__TASK OBJECTIVE__
Scan the entries below for the word "Томберг". Copy each line that has it.

__MATERIAL PROVIDED__
╔══

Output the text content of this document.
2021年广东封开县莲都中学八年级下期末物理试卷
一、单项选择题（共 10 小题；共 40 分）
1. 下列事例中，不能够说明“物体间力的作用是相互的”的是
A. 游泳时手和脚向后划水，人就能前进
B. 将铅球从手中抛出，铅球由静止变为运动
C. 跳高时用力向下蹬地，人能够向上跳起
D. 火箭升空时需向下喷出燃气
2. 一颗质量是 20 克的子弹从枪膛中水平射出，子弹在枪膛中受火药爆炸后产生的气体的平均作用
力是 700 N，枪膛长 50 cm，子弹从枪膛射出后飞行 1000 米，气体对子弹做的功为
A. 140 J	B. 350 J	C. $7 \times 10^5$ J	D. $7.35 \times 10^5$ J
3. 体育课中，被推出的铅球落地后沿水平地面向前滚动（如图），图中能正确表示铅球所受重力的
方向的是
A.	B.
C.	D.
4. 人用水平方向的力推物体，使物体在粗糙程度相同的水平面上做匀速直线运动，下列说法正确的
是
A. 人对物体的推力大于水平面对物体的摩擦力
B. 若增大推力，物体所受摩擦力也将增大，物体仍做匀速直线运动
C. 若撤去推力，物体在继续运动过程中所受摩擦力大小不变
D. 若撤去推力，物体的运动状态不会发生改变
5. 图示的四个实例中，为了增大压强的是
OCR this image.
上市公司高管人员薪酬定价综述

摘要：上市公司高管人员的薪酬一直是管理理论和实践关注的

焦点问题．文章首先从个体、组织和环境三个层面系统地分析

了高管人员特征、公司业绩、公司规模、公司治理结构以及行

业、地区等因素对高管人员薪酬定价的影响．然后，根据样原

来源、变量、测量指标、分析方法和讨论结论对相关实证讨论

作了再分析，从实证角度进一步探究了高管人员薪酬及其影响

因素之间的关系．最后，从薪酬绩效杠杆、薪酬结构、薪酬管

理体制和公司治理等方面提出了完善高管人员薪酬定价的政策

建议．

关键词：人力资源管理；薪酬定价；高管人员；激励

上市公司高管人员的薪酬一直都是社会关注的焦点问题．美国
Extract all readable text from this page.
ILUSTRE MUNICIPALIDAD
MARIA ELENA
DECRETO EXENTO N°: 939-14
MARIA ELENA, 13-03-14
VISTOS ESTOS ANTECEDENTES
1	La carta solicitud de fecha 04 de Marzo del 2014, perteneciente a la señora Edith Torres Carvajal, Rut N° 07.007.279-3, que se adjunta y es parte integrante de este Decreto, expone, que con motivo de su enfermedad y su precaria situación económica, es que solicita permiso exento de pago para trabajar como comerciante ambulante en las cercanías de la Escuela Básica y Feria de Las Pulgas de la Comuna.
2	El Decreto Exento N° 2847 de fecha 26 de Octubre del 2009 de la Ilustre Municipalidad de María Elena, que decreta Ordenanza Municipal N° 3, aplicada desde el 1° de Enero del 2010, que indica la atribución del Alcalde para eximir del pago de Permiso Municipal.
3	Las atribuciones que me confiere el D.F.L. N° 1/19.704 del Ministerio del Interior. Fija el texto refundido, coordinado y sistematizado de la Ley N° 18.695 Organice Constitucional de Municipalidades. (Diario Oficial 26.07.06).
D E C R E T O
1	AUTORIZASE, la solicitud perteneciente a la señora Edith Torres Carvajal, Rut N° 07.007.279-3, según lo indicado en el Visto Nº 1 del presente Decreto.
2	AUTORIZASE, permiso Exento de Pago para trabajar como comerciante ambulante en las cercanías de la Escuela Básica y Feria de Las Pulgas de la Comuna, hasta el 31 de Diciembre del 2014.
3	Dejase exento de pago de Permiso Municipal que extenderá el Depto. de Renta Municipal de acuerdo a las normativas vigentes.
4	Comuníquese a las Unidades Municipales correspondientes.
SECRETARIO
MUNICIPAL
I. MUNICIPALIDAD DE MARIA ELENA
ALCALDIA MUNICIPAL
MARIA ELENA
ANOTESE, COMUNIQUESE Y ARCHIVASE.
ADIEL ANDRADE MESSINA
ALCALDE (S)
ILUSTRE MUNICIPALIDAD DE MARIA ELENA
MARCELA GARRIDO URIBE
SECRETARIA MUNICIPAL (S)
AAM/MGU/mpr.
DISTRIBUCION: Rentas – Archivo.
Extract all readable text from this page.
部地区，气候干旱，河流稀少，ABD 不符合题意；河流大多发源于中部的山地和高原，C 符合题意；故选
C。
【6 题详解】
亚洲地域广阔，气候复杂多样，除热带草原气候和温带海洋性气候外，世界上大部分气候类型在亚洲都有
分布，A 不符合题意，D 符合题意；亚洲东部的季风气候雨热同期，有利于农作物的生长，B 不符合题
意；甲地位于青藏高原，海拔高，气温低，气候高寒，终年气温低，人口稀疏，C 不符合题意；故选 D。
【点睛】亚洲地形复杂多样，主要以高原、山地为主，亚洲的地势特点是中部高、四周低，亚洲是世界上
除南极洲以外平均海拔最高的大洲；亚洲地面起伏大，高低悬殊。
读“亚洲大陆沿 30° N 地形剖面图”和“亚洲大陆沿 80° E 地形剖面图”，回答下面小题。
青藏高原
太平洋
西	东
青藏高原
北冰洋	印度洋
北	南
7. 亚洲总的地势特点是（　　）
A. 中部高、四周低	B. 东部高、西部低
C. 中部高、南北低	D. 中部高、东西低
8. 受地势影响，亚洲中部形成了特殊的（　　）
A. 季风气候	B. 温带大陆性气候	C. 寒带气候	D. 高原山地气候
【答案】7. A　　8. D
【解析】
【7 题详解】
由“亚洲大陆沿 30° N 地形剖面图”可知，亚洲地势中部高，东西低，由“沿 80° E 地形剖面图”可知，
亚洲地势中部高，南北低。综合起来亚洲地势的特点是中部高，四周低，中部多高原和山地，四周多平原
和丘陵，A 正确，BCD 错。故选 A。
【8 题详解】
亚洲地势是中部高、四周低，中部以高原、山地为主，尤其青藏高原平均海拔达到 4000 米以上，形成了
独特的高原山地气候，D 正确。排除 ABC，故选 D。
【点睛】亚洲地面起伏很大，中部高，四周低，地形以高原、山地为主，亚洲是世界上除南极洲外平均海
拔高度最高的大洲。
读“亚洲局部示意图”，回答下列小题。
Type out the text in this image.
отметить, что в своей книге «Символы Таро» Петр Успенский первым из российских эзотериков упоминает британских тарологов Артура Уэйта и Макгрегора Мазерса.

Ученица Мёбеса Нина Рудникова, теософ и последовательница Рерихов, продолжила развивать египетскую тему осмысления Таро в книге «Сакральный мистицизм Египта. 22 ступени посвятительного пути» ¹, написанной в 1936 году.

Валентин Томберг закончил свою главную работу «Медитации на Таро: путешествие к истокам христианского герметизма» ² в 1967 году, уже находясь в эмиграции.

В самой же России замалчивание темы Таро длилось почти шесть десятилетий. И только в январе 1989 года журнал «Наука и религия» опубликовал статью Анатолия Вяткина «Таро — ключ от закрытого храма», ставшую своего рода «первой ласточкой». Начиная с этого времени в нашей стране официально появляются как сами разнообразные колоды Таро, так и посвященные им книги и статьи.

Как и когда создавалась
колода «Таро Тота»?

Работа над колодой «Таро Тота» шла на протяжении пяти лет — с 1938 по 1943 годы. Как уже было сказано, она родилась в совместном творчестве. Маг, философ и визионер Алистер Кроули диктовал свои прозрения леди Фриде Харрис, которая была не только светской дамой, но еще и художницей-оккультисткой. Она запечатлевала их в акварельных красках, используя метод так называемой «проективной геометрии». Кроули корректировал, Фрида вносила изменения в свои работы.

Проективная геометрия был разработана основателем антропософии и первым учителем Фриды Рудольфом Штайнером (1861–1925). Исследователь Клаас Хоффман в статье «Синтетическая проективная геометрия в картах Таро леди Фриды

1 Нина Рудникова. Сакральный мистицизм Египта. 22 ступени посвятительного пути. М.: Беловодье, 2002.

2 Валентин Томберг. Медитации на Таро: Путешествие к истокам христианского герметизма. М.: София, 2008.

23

╚══

__REPLY__
Валентин Томберг закончил свою главную работу «Медитации на Таро: путешествие к истокам христианского герметизма» ² в 1967 году, уже находясь в эмиграции.
2 Валентин Томберг. Медитации на Таро: Путешествие к истокам христианского герметизма. М.: София, 2008.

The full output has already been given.